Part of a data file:

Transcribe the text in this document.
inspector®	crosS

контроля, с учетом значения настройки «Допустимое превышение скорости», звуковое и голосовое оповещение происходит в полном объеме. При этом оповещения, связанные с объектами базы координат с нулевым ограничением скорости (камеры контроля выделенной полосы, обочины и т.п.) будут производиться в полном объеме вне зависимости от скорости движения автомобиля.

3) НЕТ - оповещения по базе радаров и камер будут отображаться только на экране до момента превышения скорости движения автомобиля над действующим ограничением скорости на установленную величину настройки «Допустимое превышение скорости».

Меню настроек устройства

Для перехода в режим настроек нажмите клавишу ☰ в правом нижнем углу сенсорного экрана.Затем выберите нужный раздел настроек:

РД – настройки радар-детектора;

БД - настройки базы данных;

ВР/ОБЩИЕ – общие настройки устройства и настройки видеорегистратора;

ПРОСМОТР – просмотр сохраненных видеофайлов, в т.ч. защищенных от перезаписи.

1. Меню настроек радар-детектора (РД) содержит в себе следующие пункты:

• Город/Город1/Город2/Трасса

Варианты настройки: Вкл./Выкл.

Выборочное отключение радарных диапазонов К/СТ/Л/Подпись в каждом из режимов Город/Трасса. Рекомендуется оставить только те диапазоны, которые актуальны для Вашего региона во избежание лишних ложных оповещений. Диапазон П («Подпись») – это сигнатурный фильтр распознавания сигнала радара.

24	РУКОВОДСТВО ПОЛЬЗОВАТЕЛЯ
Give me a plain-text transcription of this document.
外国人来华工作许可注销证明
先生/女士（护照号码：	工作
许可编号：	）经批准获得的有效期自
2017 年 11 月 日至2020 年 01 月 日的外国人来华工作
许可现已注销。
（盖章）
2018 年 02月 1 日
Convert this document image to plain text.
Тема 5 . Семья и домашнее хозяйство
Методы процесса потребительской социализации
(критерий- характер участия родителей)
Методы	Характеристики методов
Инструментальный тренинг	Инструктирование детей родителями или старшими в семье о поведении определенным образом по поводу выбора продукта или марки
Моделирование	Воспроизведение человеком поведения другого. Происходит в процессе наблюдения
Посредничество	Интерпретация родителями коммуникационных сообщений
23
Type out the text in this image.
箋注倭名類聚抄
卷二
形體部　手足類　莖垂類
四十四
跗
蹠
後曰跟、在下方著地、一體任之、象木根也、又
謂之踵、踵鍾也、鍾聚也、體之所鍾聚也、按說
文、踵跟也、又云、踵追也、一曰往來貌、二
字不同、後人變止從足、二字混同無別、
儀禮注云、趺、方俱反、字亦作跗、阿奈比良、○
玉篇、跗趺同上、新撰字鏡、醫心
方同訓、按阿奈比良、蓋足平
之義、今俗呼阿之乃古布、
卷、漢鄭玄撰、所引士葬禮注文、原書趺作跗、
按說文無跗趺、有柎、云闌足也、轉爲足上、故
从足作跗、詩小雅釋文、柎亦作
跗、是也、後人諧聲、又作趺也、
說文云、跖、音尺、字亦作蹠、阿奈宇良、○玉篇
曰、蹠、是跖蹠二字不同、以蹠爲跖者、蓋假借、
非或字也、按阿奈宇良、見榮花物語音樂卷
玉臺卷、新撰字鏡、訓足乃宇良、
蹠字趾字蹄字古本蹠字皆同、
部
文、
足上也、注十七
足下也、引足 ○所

DO THIS
Return all of the entries exactly as they were supplied.

RESULT OF THIS EXERCISE
Transcribe the text in this document.
inspector®	crosS

контроля, с учетом значения настройки «Допустимое превышение скорости», звуковое и голосовое оповещение происходит в полном объеме. При этом оповещения, связанные с объектами базы координат с нулевым ограничением скорости (камеры контроля выделенной полосы, обочины и т.п.) будут производиться в полном объеме вне зависимости от скорости движения автомобиля.

3) НЕТ - оповещения по базе радаров и камер будут отображаться только на экране до момента превышения скорости движения автомобиля над действующим ограничением скорости на установленную величину настройки «Допустимое превышение скорости».

Меню настроек устройства

Для перехода в режим настроек нажмите клавишу ☰ в правом нижнем углу сенсорного экрана.Затем выберите нужный раздел настроек:

РД – настройки радар-детектора;

БД - настройки базы данных;

ВР/ОБЩИЕ – общие настройки устройства и настройки видеорегистратора;

ПРОСМОТР – просмотр сохраненных видеофайлов, в т.ч. защищенных от перезаписи.

1. Меню настроек радар-детектора (РД) содержит в себе следующие пункты:

• Город/Город1/Город2/Трасса

Варианты настройки: Вкл./Выкл.

Выборочное отключение радарных диапазонов К/СТ/Л/Подпись в каждом из режимов Город/Трасса. Рекомендуется оставить только те диапазоны, которые актуальны для Вашего региона во избежание лишних ложных оповещений. Диапазон П («Подпись») – это сигнатурный фильтр распознавания сигнала радара.

24	РУКОВОДСТВО ПОЛЬЗОВАТЕЛЯ
Give me a plain-text transcription of this document.
外国人来华工作许可注销证明
先生/女士（护照号码：	工作
许可编号：	）经批准获得的有效期自
2017 年 11 月 日至2020 年 01 月 日的外国人来华工作
许可现已注销。
（盖章）
2018 年 02月 1 日
Convert this document image to plain text.
Тема 5 . Семья и домашнее хозяйство
Методы процесса потребительской социализации
(критерий- характер участия родителей)
Методы	Характеристики методов
Инструментальный тренинг	Инструктирование детей родителями или старшими в семье о поведении определенным образом по поводу выбора продукта или марки
Моделирование	Воспроизведение человеком поведения другого. Происходит в процессе наблюдения
Посредничество	Интерпретация родителями коммуникационных сообщений
23
Type out the text in this image.
箋注倭名類聚抄
卷二
形體部　手足類　莖垂類
四十四
跗
蹠
後曰跟、在下方著地、一體任之、象木根也、又
謂之踵、踵鍾也、鍾聚也、體之所鍾聚也、按說
文、踵跟也、又云、踵追也、一曰往來貌、二
字不同、後人變止從足、二字混同無別、
儀禮注云、趺、方俱反、字亦作跗、阿奈比良、○
玉篇、跗趺同上、新撰字鏡、醫心
方同訓、按阿奈比良、蓋足平
之義、今俗呼阿之乃古布、
卷、漢鄭玄撰、所引士葬禮注文、原書趺作跗、
按說文無跗趺、有柎、云闌足也、轉爲足上、故
从足作跗、詩小雅釋文、柎亦作
跗、是也、後人諧聲、又作趺也、
說文云、跖、音尺、字亦作蹠、阿奈宇良、○玉篇
曰、蹠、是跖蹠二字不同、以蹠爲跖者、蓋假借、
非或字也、按阿奈宇良、見榮花物語音樂卷
玉臺卷、新撰字鏡、訓足乃宇良、
蹠字趾字蹄字古本蹠字皆同、
部
文、
足上也、注十七
足下也、引足 ○所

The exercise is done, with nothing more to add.